— Challenge —
Copy out the data below verbatim.

— Excerpted data —

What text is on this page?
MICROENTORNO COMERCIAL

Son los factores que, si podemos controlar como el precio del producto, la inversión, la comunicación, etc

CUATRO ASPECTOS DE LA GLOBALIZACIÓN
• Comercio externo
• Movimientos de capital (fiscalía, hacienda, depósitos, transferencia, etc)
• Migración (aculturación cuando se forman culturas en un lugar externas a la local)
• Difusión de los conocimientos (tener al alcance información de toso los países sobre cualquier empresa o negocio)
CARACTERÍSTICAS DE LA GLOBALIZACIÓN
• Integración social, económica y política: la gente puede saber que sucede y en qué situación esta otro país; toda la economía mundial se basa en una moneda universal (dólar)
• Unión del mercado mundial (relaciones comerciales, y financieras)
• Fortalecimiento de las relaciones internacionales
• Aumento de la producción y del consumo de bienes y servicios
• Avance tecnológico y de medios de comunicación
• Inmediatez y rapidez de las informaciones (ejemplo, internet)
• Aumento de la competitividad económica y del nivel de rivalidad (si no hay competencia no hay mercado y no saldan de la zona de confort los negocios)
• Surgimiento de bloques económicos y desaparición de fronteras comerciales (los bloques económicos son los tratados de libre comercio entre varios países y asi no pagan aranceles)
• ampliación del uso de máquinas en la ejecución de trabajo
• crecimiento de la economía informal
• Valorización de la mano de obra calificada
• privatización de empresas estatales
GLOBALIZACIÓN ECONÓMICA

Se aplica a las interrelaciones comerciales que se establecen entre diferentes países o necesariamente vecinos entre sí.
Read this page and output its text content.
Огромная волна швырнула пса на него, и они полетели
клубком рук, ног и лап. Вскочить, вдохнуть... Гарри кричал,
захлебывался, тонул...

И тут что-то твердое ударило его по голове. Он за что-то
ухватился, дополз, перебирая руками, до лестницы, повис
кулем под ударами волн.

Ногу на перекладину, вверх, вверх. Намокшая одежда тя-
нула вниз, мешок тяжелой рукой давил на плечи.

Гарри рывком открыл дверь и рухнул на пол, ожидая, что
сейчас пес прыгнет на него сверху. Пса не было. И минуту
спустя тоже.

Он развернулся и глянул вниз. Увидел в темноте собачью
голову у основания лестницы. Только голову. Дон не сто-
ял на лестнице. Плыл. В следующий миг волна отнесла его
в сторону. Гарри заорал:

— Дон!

— Reply —
What text is on this page?
MICROENTORNO COMERCIAL

Son los factores que, si podemos controlar como el precio del producto, la inversión, la comunicación, etc

CUATRO ASPECTOS DE LA GLOBALIZACIÓN
• Comercio externo
• Movimientos de capital (fiscalía, hacienda, depósitos, transferencia, etc)
• Migración (aculturación cuando se forman culturas en un lugar externas a la local)
• Difusión de los conocimientos (tener al alcance información de toso los países sobre cualquier empresa o negocio)
CARACTERÍSTICAS DE LA GLOBALIZACIÓN
• Integración social, económica y política: la gente puede saber que sucede y en qué situación esta otro país; toda la economía mundial se basa en una moneda universal (dólar)
• Unión del mercado mundial (relaciones comerciales, y financieras)
• Fortalecimiento de las relaciones internacionales
• Aumento de la producción y del consumo de bienes y servicios
• Avance tecnológico y de medios de comunicación
• Inmediatez y rapidez de las informaciones (ejemplo, internet)
• Aumento de la competitividad económica y del nivel de rivalidad (si no hay competencia no hay mercado y no saldan de la zona de confort los negocios)
• Surgimiento de bloques económicos y desaparición de fronteras comerciales (los bloques económicos son los tratados de libre comercio entre varios países y asi no pagan aranceles)
• ampliación del uso de máquinas en la ejecución de trabajo
• crecimiento de la economía informal
• Valorización de la mano de obra calificada
• privatización de empresas estatales
GLOBALIZACIÓN ECONÓMICA

Se aplica a las interrelaciones comerciales que se establecen entre diferentes países o necesariamente vecinos entre sí.
Read this page and output its text content.
Огромная волна швырнула пса на него, и они полетели
клубком рук, ног и лап. Вскочить, вдохнуть... Гарри кричал,
захлебывался, тонул...

И тут что-то твердое ударило его по голове. Он за что-то
ухватился, дополз, перебирая руками, до лестницы, повис
кулем под ударами волн.

Ногу на перекладину, вверх, вверх. Намокшая одежда тя-
нула вниз, мешок тяжелой рукой давил на плечи.

Гарри рывком открыл дверь и рухнул на пол, ожидая, что
сейчас пес прыгнет на него сверху. Пса не было. И минуту
спустя тоже.

Он развернулся и глянул вниз. Увидел в темноте собачью
голову у основания лестницы. Только голову. Дон не сто-
ял на лестнице. Плыл. В следующий миг волна отнесла его
в сторону. Гарри заорал:

— Дон!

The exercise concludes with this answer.